**TASK OBJECTIVE:**
Go through the listing below and gather every line with the word "this".

--

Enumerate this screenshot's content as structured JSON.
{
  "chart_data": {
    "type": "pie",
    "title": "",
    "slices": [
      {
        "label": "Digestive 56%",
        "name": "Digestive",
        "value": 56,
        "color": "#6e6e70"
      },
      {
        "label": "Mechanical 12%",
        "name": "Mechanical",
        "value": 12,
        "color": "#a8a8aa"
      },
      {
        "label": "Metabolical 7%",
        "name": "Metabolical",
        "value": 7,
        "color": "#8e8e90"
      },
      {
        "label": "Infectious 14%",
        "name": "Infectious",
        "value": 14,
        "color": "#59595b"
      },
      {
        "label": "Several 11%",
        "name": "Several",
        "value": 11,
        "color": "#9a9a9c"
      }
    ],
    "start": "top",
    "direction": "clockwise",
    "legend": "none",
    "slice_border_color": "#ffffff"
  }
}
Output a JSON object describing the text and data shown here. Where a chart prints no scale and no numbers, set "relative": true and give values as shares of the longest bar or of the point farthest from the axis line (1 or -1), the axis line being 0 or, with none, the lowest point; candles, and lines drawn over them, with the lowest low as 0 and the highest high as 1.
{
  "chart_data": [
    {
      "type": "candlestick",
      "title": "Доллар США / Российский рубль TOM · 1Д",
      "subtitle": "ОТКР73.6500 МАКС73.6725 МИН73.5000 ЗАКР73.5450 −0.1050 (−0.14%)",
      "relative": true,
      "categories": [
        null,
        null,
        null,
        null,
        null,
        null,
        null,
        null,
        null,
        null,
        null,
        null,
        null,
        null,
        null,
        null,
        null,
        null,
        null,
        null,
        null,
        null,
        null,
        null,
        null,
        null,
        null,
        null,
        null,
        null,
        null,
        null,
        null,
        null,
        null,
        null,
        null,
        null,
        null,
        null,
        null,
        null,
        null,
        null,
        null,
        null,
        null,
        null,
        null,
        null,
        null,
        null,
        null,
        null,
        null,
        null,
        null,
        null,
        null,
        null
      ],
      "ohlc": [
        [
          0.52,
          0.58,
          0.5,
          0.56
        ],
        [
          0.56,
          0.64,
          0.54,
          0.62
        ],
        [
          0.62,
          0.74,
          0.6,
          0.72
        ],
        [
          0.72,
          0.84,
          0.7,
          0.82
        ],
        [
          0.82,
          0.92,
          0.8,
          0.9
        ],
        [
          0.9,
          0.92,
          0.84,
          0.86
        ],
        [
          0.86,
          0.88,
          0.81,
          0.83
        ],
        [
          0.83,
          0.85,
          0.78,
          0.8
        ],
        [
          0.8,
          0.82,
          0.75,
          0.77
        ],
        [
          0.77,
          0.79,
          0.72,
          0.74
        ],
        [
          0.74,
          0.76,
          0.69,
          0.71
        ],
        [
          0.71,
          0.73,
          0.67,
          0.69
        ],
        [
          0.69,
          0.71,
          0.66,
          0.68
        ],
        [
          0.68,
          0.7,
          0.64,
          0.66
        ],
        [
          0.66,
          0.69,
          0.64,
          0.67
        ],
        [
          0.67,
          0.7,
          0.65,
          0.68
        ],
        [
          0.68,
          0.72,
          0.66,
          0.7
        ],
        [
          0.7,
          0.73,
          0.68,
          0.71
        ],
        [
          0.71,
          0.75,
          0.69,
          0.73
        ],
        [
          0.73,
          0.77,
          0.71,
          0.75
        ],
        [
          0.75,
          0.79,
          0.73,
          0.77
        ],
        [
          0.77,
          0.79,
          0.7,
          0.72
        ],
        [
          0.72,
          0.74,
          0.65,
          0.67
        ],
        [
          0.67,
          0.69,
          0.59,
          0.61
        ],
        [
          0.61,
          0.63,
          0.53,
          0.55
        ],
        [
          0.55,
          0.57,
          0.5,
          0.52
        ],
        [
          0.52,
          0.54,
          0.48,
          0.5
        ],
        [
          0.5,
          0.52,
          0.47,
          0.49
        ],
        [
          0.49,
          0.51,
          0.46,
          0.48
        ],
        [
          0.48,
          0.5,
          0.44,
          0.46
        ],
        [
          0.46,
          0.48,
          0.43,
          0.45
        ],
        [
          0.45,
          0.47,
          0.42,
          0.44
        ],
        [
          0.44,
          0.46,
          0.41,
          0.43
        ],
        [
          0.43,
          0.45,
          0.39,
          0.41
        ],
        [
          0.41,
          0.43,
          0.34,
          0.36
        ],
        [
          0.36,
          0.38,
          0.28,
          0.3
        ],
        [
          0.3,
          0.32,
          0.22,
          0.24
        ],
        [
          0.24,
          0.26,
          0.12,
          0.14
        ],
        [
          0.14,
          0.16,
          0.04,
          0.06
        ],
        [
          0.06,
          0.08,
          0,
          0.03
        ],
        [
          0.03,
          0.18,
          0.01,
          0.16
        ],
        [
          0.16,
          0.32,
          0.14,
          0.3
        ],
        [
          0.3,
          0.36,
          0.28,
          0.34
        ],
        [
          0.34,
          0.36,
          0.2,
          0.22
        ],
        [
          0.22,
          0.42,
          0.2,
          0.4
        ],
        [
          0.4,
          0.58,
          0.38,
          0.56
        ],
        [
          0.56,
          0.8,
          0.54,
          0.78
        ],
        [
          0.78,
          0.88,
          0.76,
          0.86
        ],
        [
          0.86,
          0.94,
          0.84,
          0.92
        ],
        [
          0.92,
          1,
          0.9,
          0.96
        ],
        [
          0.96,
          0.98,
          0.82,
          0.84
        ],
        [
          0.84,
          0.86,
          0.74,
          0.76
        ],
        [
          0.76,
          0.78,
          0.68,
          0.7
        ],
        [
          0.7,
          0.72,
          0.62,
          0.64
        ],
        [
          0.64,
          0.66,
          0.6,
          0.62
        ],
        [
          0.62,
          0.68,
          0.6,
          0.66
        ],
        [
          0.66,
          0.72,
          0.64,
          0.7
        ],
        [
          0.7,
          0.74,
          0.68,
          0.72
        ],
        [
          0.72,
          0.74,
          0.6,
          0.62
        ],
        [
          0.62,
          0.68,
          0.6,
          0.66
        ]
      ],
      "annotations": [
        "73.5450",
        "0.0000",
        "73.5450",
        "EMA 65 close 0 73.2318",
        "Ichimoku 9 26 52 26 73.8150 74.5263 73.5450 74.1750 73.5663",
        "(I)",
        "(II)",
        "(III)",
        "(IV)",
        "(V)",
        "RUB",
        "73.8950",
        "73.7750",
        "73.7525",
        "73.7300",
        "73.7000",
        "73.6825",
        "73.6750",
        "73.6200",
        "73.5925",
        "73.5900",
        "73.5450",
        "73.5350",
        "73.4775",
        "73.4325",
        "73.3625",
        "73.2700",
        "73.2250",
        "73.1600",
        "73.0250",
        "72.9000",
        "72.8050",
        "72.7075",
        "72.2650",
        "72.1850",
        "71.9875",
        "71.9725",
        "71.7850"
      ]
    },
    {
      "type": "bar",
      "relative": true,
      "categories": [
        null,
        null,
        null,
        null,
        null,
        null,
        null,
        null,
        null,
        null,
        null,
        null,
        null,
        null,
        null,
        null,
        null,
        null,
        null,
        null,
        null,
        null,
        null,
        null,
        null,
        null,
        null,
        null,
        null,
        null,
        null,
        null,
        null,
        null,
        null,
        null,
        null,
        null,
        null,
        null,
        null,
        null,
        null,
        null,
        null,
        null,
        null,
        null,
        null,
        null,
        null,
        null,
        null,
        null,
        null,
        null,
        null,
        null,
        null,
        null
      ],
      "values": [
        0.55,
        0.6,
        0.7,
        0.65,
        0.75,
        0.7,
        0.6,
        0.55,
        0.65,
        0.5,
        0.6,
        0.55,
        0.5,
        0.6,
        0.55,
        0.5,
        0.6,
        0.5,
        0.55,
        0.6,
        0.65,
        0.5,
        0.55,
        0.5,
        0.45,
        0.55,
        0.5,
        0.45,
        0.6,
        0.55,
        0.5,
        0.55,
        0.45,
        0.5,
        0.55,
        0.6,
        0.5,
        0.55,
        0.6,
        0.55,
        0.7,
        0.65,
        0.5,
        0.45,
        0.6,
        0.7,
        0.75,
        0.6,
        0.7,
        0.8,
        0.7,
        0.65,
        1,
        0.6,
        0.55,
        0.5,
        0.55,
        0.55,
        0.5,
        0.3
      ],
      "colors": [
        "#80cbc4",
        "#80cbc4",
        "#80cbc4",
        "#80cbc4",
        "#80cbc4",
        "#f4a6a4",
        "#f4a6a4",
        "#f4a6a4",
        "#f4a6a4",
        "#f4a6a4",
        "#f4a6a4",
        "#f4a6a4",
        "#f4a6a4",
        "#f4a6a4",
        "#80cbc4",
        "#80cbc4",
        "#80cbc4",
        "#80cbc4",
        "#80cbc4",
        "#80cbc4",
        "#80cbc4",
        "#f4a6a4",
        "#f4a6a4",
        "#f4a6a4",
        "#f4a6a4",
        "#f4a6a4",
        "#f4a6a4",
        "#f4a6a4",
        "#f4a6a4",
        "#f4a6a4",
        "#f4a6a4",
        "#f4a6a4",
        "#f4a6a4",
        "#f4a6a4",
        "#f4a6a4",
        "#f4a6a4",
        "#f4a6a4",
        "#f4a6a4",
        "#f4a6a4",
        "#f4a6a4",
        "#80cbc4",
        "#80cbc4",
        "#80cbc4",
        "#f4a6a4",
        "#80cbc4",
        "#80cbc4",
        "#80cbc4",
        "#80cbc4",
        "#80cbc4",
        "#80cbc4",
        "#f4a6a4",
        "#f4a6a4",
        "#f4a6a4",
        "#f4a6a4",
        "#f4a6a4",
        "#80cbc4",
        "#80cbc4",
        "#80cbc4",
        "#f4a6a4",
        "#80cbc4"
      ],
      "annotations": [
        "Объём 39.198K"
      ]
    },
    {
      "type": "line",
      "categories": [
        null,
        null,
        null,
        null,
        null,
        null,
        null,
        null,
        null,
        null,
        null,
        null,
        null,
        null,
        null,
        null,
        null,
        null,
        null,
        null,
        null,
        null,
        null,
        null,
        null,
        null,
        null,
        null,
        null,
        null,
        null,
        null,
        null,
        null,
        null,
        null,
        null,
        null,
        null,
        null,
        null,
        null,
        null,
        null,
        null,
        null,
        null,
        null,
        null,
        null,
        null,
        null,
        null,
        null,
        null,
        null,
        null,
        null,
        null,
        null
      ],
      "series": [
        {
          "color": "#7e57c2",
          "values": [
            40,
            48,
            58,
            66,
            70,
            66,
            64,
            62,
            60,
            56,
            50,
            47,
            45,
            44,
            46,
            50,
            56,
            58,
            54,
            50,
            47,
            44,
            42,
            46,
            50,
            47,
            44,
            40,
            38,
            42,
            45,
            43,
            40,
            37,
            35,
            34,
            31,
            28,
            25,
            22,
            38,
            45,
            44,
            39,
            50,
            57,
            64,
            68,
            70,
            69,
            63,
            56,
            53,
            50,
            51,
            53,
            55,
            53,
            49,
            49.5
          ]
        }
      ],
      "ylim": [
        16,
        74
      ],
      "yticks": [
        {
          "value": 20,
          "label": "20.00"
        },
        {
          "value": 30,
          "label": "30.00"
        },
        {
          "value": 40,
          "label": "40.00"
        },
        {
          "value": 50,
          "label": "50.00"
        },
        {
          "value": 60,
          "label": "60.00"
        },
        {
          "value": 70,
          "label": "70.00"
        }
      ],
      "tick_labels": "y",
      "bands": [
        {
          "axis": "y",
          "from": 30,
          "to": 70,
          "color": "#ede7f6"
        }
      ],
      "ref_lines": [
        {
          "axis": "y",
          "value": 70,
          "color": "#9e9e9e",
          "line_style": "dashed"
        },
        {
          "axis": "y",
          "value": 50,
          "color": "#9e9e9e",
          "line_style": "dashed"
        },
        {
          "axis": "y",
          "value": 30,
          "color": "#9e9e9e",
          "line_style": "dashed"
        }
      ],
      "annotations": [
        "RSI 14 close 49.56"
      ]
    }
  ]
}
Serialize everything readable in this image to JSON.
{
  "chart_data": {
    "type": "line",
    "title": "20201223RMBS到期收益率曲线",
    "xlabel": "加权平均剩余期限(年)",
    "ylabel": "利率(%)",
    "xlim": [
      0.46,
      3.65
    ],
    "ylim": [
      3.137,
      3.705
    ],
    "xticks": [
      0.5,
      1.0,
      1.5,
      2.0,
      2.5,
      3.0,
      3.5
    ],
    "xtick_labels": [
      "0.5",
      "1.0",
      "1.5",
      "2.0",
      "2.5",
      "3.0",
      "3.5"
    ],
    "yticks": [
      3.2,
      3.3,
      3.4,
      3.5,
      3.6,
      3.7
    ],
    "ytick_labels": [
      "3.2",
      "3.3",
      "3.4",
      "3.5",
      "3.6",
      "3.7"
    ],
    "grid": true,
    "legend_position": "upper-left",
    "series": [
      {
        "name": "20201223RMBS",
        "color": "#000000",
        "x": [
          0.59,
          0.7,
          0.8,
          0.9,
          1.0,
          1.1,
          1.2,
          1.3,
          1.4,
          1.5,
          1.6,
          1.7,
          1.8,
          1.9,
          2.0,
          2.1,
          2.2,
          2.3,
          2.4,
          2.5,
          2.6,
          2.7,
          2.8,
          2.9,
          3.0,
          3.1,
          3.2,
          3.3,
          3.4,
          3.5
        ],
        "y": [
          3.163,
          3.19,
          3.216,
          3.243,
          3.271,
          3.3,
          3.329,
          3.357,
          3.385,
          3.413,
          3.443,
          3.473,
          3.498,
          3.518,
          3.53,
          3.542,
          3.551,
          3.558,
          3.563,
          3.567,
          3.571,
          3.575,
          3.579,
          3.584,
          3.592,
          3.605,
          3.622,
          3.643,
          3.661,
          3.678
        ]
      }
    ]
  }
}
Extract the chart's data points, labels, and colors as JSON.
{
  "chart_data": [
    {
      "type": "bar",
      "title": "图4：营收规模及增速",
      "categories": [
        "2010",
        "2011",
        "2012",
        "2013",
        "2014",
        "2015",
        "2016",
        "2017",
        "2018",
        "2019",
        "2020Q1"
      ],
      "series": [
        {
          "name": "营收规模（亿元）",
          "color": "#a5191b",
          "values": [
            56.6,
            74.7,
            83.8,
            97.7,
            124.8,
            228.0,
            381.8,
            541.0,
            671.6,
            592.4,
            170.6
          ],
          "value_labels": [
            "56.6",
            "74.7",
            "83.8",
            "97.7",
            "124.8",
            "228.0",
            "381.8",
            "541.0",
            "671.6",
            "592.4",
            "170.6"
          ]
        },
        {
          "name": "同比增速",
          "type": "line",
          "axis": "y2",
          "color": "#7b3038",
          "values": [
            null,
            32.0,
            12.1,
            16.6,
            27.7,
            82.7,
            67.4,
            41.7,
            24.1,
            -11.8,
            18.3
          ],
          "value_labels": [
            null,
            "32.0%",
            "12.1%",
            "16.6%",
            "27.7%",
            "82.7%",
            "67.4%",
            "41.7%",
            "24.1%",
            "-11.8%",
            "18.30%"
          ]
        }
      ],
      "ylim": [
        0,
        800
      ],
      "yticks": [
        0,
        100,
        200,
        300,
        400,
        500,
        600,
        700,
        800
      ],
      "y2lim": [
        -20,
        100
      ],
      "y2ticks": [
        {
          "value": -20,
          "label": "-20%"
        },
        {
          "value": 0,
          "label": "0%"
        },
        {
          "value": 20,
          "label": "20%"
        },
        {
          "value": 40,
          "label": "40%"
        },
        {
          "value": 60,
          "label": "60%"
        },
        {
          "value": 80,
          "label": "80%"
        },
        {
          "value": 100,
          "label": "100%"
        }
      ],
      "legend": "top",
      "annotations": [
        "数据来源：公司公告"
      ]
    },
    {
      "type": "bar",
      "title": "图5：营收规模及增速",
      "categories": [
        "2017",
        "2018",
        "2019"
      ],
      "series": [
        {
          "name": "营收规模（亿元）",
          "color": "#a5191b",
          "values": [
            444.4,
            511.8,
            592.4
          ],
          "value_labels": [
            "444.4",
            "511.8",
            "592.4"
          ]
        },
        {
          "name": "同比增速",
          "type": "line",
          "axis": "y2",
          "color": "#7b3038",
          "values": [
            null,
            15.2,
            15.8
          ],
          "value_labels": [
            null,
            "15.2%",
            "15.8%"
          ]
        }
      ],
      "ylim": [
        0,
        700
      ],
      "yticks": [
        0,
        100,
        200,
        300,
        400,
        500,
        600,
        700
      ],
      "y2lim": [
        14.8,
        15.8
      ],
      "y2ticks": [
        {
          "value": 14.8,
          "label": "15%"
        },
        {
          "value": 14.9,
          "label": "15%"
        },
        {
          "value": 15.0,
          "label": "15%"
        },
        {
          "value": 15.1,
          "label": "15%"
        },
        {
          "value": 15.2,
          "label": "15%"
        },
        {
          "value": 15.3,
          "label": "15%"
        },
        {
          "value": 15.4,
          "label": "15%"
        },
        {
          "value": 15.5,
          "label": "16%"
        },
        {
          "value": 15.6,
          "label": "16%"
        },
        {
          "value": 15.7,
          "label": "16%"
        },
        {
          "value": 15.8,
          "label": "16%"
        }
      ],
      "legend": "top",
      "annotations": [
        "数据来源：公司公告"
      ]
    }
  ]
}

--

**COMPLETE RESPONSE:**
Enumerate this screenshot's content as structured JSON.
Serialize everything readable in this image to JSON.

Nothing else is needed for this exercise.